Select every line below containing the word "корп".

-- Begin Dataset extract --

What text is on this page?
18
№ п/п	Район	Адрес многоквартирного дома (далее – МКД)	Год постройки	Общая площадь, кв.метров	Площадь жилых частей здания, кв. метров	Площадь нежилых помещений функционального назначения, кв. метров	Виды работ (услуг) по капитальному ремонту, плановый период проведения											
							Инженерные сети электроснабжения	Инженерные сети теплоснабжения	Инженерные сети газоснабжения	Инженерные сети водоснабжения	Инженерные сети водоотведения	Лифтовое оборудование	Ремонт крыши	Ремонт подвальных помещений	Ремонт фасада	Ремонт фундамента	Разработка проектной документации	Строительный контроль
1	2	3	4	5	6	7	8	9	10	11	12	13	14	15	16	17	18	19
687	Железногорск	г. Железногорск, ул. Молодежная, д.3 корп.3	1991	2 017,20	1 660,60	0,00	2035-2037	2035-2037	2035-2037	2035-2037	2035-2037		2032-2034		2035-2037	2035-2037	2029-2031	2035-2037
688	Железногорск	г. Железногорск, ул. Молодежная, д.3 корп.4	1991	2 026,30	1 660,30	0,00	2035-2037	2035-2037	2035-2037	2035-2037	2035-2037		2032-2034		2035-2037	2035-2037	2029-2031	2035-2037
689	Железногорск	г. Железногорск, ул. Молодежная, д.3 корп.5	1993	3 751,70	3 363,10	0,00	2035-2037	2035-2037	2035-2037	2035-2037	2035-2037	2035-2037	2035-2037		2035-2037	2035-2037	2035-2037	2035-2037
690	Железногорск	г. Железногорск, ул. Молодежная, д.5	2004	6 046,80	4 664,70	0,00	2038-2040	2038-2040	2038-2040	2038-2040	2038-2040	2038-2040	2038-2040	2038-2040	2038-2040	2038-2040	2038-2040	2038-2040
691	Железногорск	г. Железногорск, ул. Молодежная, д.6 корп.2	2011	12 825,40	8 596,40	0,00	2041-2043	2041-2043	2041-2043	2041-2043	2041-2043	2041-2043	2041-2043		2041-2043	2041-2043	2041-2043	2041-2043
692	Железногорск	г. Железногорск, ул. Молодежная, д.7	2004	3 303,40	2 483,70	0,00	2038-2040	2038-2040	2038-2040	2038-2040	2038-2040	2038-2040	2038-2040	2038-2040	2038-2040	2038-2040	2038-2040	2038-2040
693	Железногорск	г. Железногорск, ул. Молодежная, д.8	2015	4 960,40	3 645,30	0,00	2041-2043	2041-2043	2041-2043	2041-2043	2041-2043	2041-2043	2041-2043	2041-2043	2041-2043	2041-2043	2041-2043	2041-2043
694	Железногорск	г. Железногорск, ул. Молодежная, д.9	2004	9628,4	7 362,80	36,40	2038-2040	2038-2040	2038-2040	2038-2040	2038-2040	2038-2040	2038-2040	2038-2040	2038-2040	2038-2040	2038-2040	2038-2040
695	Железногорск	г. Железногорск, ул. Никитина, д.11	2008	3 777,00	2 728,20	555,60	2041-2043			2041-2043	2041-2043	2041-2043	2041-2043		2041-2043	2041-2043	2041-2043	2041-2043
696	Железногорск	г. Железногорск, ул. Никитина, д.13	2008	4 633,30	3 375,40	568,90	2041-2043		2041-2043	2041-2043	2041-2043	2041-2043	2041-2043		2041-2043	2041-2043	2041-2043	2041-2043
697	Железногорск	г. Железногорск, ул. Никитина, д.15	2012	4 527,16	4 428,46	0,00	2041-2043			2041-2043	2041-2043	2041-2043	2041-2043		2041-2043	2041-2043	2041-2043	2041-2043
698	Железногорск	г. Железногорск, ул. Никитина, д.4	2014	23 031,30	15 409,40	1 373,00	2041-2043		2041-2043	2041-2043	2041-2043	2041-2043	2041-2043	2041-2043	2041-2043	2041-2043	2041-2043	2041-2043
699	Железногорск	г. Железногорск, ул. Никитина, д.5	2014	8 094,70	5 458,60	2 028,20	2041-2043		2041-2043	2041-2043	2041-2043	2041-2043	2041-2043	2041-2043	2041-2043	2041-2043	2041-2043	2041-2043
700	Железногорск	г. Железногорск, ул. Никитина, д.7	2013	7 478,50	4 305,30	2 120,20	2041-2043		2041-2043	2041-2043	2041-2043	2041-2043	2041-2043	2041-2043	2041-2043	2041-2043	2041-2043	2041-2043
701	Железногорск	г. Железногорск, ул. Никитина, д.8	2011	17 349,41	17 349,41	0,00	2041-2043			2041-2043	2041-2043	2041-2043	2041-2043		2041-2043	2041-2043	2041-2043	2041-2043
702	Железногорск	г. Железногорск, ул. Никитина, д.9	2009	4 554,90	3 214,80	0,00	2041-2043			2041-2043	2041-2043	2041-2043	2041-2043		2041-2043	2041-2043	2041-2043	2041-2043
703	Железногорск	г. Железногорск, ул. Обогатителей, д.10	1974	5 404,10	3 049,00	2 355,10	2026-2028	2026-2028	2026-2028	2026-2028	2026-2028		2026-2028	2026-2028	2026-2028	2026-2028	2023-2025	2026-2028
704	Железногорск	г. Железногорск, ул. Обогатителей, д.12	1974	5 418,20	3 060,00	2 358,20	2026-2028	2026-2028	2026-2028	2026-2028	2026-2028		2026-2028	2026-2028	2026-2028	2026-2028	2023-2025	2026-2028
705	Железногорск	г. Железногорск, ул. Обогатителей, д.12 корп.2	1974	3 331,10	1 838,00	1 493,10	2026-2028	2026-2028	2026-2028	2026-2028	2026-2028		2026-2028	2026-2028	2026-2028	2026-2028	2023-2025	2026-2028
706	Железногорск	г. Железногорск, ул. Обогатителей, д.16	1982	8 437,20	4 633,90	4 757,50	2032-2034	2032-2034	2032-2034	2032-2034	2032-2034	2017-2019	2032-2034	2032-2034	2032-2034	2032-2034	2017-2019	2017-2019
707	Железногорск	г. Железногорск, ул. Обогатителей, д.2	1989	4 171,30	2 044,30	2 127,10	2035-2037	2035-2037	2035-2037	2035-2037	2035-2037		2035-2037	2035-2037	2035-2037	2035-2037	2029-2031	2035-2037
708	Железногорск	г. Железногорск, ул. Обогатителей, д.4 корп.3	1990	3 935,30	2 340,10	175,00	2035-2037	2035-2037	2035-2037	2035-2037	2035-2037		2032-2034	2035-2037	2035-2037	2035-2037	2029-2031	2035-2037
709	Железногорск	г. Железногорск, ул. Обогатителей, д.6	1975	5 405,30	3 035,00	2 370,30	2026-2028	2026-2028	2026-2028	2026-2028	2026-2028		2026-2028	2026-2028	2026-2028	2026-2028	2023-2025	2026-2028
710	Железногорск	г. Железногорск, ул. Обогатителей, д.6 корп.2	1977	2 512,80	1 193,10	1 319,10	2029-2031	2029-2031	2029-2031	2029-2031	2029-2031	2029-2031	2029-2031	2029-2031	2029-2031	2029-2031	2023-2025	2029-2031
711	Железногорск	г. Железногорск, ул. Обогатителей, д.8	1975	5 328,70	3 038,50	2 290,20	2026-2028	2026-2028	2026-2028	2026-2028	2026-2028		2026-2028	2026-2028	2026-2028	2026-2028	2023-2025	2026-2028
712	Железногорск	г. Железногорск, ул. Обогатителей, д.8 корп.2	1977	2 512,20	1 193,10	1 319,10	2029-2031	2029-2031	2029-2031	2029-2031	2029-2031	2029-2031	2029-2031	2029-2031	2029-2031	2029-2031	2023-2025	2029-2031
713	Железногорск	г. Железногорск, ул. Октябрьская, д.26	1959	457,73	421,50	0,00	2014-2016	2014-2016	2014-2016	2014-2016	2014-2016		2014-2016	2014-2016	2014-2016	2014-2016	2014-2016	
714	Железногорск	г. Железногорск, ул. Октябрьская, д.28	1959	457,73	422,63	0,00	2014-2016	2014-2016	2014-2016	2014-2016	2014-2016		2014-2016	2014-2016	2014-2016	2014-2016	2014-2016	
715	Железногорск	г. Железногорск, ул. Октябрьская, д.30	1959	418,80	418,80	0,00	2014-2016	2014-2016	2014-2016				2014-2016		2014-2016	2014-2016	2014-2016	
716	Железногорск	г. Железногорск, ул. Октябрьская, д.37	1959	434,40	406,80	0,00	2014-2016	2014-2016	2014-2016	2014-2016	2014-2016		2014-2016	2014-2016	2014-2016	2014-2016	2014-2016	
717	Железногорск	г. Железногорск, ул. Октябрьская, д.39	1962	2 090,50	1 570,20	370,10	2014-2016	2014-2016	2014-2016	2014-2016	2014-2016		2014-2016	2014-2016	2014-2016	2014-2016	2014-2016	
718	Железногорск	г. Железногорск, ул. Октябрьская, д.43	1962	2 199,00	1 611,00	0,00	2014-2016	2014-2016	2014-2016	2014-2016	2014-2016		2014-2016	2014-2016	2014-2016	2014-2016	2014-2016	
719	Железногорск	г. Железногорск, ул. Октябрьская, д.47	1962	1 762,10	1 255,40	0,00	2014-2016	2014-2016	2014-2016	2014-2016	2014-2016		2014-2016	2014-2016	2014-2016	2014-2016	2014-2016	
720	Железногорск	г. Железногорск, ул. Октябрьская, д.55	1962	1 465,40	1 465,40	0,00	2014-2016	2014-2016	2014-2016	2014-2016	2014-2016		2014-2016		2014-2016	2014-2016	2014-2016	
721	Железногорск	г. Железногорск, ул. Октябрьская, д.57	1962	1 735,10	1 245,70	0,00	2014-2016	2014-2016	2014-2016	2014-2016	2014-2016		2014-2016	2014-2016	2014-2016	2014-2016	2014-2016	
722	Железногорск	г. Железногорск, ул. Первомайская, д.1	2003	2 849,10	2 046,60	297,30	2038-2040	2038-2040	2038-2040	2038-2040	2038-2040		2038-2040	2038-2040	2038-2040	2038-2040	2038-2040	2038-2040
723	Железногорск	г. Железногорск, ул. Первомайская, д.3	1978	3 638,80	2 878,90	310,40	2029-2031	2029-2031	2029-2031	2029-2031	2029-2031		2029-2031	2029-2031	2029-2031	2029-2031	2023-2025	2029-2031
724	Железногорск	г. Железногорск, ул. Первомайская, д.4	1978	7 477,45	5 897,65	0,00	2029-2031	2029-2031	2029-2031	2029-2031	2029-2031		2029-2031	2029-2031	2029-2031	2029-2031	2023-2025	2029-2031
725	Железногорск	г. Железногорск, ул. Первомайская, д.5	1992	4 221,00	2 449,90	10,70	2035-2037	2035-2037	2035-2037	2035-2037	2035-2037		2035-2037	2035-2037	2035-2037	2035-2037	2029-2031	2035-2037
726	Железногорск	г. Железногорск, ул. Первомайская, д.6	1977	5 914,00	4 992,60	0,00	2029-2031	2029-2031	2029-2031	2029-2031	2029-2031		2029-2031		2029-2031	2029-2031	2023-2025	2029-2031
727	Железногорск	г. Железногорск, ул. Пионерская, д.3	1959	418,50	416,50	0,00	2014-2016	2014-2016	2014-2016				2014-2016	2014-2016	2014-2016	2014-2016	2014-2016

-- End Dataset extract --

> **Expected answer**:
687	Железногорск	г. Железногорск, ул. Молодежная, д.3 корп.3	1991	2 017,20	1 660,60	0,00	2035-2037	2035-2037	2035-2037	2035-2037	2035-2037		2032-2034		2035-2037	2035-2037	2029-2031	2035-2037
688	Железногорск	г. Железногорск, ул. Молодежная, д.3 корп.4	1991	2 026,30	1 660,30	0,00	2035-2037	2035-2037	2035-2037	2035-2037	2035-2037		2032-2034		2035-2037	2035-2037	2029-2031	2035-2037
689	Железногорск	г. Железногорск, ул. Молодежная, д.3 корп.5	1993	3 751,70	3 363,10	0,00	2035-2037	2035-2037	2035-2037	2035-2037	2035-2037	2035-2037	2035-2037		2035-2037	2035-2037	2035-2037	2035-2037
691	Железногорск	г. Железногорск, ул. Молодежная, д.6 корп.2	2011	12 825,40	8 596,40	0,00	2041-2043	2041-2043	2041-2043	2041-2043	2041-2043	2041-2043	2041-2043		2041-2043	2041-2043	2041-2043	2041-2043
705	Железногорск	г. Железногорск, ул. Обогатителей, д.12 корп.2	1974	3 331,10	1 838,00	1 493,10	2026-2028	2026-2028	2026-2028	2026-2028	2026-2028		2026-2028	2026-2028	2026-2028	2026-2028	2023-2025	2026-2028
708	Железногорск	г. Железногорск, ул. Обогатителей, д.4 корп.3	1990	3 935,30	2 340,10	175,00	2035-2037	2035-2037	2035-2037	2035-2037	2035-2037		2032-2034	2035-2037	2035-2037	2035-2037	2029-2031	2035-2037
710	Железногорск	г. Железногорск, ул. Обогатителей, д.6 корп.2	1977	2 512,80	1 193,10	1 319,10	2029-2031	2029-2031	2029-2031	2029-2031	2029-2031	2029-2031	2029-2031	2029-2031	2029-2031	2029-2031	2023-2025	2029-2031
712	Железногорск	г. Железногорск, ул. Обогатителей, д.8 корп.2	1977	2 512,20	1 193,10	1 319,10	2029-2031	2029-2031	2029-2031	2029-2031	2029-2031	2029-2031	2029-2031	2029-2031	2029-2031	2029-2031	2023-2025	2029-2031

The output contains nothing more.